Please repeat all of the lines that follow, exactly as written.

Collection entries
□ □ □ □ □
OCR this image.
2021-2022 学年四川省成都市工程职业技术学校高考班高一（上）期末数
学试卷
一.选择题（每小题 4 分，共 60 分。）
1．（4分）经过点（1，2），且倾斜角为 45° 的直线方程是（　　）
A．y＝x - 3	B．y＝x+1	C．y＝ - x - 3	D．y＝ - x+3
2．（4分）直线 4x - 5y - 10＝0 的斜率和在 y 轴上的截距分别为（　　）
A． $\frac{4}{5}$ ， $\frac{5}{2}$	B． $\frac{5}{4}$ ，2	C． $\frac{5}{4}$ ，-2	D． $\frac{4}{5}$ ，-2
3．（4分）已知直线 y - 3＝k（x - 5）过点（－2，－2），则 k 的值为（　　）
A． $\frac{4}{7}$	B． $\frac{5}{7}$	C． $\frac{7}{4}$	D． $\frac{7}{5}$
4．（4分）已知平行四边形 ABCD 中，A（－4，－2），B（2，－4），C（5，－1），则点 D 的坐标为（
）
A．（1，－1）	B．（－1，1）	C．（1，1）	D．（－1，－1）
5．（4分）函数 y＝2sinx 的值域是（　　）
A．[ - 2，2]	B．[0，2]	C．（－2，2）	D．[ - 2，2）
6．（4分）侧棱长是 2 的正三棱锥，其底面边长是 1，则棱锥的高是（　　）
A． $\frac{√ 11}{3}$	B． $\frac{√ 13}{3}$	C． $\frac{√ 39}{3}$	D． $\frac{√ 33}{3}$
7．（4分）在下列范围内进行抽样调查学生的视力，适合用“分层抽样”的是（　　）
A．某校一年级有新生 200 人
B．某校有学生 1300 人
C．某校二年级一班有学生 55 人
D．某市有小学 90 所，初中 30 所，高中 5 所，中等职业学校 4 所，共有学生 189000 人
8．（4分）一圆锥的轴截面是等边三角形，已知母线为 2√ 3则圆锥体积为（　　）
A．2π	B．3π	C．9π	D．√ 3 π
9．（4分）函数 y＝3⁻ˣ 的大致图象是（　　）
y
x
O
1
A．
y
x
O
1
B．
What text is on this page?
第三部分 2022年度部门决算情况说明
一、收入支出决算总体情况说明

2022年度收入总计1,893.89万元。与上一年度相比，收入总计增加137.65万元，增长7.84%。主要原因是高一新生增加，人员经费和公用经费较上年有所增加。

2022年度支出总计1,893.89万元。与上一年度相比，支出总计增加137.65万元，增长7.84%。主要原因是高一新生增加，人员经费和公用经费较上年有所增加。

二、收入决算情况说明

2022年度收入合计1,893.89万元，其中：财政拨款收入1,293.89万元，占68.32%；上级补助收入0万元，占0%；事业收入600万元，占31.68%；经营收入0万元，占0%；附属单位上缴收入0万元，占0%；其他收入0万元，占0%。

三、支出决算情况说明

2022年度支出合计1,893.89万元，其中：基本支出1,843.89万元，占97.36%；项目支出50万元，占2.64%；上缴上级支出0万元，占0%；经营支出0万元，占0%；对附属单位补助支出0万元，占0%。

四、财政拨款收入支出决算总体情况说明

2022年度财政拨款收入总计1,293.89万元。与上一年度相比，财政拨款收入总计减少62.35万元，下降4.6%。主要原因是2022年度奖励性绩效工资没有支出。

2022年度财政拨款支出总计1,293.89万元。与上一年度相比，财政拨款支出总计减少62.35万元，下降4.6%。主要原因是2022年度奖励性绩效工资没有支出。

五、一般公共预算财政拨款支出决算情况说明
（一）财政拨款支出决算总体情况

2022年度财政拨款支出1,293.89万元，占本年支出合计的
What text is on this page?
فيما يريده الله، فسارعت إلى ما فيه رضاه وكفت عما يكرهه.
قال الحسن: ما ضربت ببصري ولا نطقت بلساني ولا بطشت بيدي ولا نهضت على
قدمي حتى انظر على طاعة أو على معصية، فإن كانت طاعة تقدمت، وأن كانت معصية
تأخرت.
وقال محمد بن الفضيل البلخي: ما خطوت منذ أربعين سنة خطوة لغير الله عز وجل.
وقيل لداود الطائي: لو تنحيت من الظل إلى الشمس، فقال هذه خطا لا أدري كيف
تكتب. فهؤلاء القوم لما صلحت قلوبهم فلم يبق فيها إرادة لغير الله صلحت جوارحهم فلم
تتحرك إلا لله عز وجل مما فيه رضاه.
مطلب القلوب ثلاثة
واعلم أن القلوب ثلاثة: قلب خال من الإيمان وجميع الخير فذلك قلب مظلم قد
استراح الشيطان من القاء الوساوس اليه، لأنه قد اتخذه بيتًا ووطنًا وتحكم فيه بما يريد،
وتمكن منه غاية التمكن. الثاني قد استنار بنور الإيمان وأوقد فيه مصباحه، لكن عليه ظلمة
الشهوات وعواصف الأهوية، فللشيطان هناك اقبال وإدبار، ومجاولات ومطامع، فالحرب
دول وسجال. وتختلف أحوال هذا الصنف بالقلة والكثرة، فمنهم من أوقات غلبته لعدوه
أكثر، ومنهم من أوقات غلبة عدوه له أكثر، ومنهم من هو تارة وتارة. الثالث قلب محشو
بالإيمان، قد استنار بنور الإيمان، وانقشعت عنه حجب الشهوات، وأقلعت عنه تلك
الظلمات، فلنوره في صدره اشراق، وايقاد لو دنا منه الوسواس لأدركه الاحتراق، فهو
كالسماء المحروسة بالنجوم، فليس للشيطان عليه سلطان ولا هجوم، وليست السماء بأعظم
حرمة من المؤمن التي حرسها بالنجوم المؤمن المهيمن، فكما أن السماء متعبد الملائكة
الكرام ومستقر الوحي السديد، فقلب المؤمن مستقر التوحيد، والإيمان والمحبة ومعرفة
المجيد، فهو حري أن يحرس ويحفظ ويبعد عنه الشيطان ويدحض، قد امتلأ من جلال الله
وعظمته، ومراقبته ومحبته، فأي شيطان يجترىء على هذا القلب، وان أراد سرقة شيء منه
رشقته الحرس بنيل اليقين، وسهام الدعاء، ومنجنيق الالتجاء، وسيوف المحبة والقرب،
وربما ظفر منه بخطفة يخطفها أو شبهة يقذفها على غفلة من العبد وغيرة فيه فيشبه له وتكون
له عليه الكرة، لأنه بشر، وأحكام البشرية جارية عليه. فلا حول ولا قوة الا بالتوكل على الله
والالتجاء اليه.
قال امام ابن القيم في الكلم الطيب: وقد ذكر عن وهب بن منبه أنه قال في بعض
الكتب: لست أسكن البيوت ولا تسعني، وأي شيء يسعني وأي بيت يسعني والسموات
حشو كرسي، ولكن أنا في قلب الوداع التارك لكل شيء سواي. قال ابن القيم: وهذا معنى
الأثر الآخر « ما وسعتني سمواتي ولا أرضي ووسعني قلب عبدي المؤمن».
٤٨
□ □ □ □ □
● **CORRECT RESULT**:
OCR this image.
2021-2022 学年四川省成都市工程职业技术学校高考班高一（上）期末数
学试卷
一.选择题（每小题 4 分，共 60 分。）
1．（4分）经过点（1，2），且倾斜角为 45° 的直线方程是（　　）
A．y＝x - 3	B．y＝x+1	C．y＝ - x - 3	D．y＝ - x+3
2．（4分）直线 4x - 5y - 10＝0 的斜率和在 y 轴上的截距分别为（　　）
A． $\frac{4}{5}$ ， $\frac{5}{2}$	B． $\frac{5}{4}$ ，2	C． $\frac{5}{4}$ ，-2	D． $\frac{4}{5}$ ，-2
3．（4分）已知直线 y - 3＝k（x - 5）过点（－2，－2），则 k 的值为（　　）
A． $\frac{4}{7}$	B． $\frac{5}{7}$	C． $\frac{7}{4}$	D． $\frac{7}{5}$
4．（4分）已知平行四边形 ABCD 中，A（－4，－2），B（2，－4），C（5，－1），则点 D 的坐标为（
）
A．（1，－1）	B．（－1，1）	C．（1，1）	D．（－1，－1）
5．（4分）函数 y＝2sinx 的值域是（　　）
A．[ - 2，2]	B．[0，2]	C．（－2，2）	D．[ - 2，2）
6．（4分）侧棱长是 2 的正三棱锥，其底面边长是 1，则棱锥的高是（　　）
A． $\frac{√ 11}{3}$	B． $\frac{√ 13}{3}$	C． $\frac{√ 39}{3}$	D． $\frac{√ 33}{3}$
7．（4分）在下列范围内进行抽样调查学生的视力，适合用“分层抽样”的是（　　）
A．某校一年级有新生 200 人
B．某校有学生 1300 人
C．某校二年级一班有学生 55 人
D．某市有小学 90 所，初中 30 所，高中 5 所，中等职业学校 4 所，共有学生 189000 人
8．（4分）一圆锥的轴截面是等边三角形，已知母线为 2√ 3则圆锥体积为（　　）
A．2π	B．3π	C．9π	D．√ 3 π
9．（4分）函数 y＝3⁻ˣ 的大致图象是（　　）
y
x
O
1
A．
y
x
O
1
B．
What text is on this page?
第三部分 2022年度部门决算情况说明
一、收入支出决算总体情况说明

2022年度收入总计1,893.89万元。与上一年度相比，收入总计增加137.65万元，增长7.84%。主要原因是高一新生增加，人员经费和公用经费较上年有所增加。

2022年度支出总计1,893.89万元。与上一年度相比，支出总计增加137.65万元，增长7.84%。主要原因是高一新生增加，人员经费和公用经费较上年有所增加。

二、收入决算情况说明

2022年度收入合计1,893.89万元，其中：财政拨款收入1,293.89万元，占68.32%；上级补助收入0万元，占0%；事业收入600万元，占31.68%；经营收入0万元，占0%；附属单位上缴收入0万元，占0%；其他收入0万元，占0%。

三、支出决算情况说明

2022年度支出合计1,893.89万元，其中：基本支出1,843.89万元，占97.36%；项目支出50万元，占2.64%；上缴上级支出0万元，占0%；经营支出0万元，占0%；对附属单位补助支出0万元，占0%。

四、财政拨款收入支出决算总体情况说明

2022年度财政拨款收入总计1,293.89万元。与上一年度相比，财政拨款收入总计减少62.35万元，下降4.6%。主要原因是2022年度奖励性绩效工资没有支出。

2022年度财政拨款支出总计1,293.89万元。与上一年度相比，财政拨款支出总计减少62.35万元，下降4.6%。主要原因是2022年度奖励性绩效工资没有支出。

五、一般公共预算财政拨款支出决算情况说明
（一）财政拨款支出决算总体情况

2022年度财政拨款支出1,293.89万元，占本年支出合计的
What text is on this page?
فيما يريده الله، فسارعت إلى ما فيه رضاه وكفت عما يكرهه.
قال الحسن: ما ضربت ببصري ولا نطقت بلساني ولا بطشت بيدي ولا نهضت على
قدمي حتى انظر على طاعة أو على معصية، فإن كانت طاعة تقدمت، وأن كانت معصية
تأخرت.
وقال محمد بن الفضيل البلخي: ما خطوت منذ أربعين سنة خطوة لغير الله عز وجل.
وقيل لداود الطائي: لو تنحيت من الظل إلى الشمس، فقال هذه خطا لا أدري كيف
تكتب. فهؤلاء القوم لما صلحت قلوبهم فلم يبق فيها إرادة لغير الله صلحت جوارحهم فلم
تتحرك إلا لله عز وجل مما فيه رضاه.
مطلب القلوب ثلاثة
واعلم أن القلوب ثلاثة: قلب خال من الإيمان وجميع الخير فذلك قلب مظلم قد
استراح الشيطان من القاء الوساوس اليه، لأنه قد اتخذه بيتًا ووطنًا وتحكم فيه بما يريد،
وتمكن منه غاية التمكن. الثاني قد استنار بنور الإيمان وأوقد فيه مصباحه، لكن عليه ظلمة
الشهوات وعواصف الأهوية، فللشيطان هناك اقبال وإدبار، ومجاولات ومطامع، فالحرب
دول وسجال. وتختلف أحوال هذا الصنف بالقلة والكثرة، فمنهم من أوقات غلبته لعدوه
أكثر، ومنهم من أوقات غلبة عدوه له أكثر، ومنهم من هو تارة وتارة. الثالث قلب محشو
بالإيمان، قد استنار بنور الإيمان، وانقشعت عنه حجب الشهوات، وأقلعت عنه تلك
الظلمات، فلنوره في صدره اشراق، وايقاد لو دنا منه الوسواس لأدركه الاحتراق، فهو
كالسماء المحروسة بالنجوم، فليس للشيطان عليه سلطان ولا هجوم، وليست السماء بأعظم
حرمة من المؤمن التي حرسها بالنجوم المؤمن المهيمن، فكما أن السماء متعبد الملائكة
الكرام ومستقر الوحي السديد، فقلب المؤمن مستقر التوحيد، والإيمان والمحبة ومعرفة
المجيد، فهو حري أن يحرس ويحفظ ويبعد عنه الشيطان ويدحض، قد امتلأ من جلال الله
وعظمته، ومراقبته ومحبته، فأي شيطان يجترىء على هذا القلب، وان أراد سرقة شيء منه
رشقته الحرس بنيل اليقين، وسهام الدعاء، ومنجنيق الالتجاء، وسيوف المحبة والقرب،
وربما ظفر منه بخطفة يخطفها أو شبهة يقذفها على غفلة من العبد وغيرة فيه فيشبه له وتكون
له عليه الكرة، لأنه بشر، وأحكام البشرية جارية عليه. فلا حول ولا قوة الا بالتوكل على الله
والالتجاء اليه.
قال امام ابن القيم في الكلم الطيب: وقد ذكر عن وهب بن منبه أنه قال في بعض
الكتب: لست أسكن البيوت ولا تسعني، وأي شيء يسعني وأي بيت يسعني والسموات
حشو كرسي، ولكن أنا في قلب الوداع التارك لكل شيء سواي. قال ابن القيم: وهذا معنى
الأثر الآخر « ما وسعتني سمواتي ولا أرضي ووسعني قلب عبدي المؤمن».
٤٨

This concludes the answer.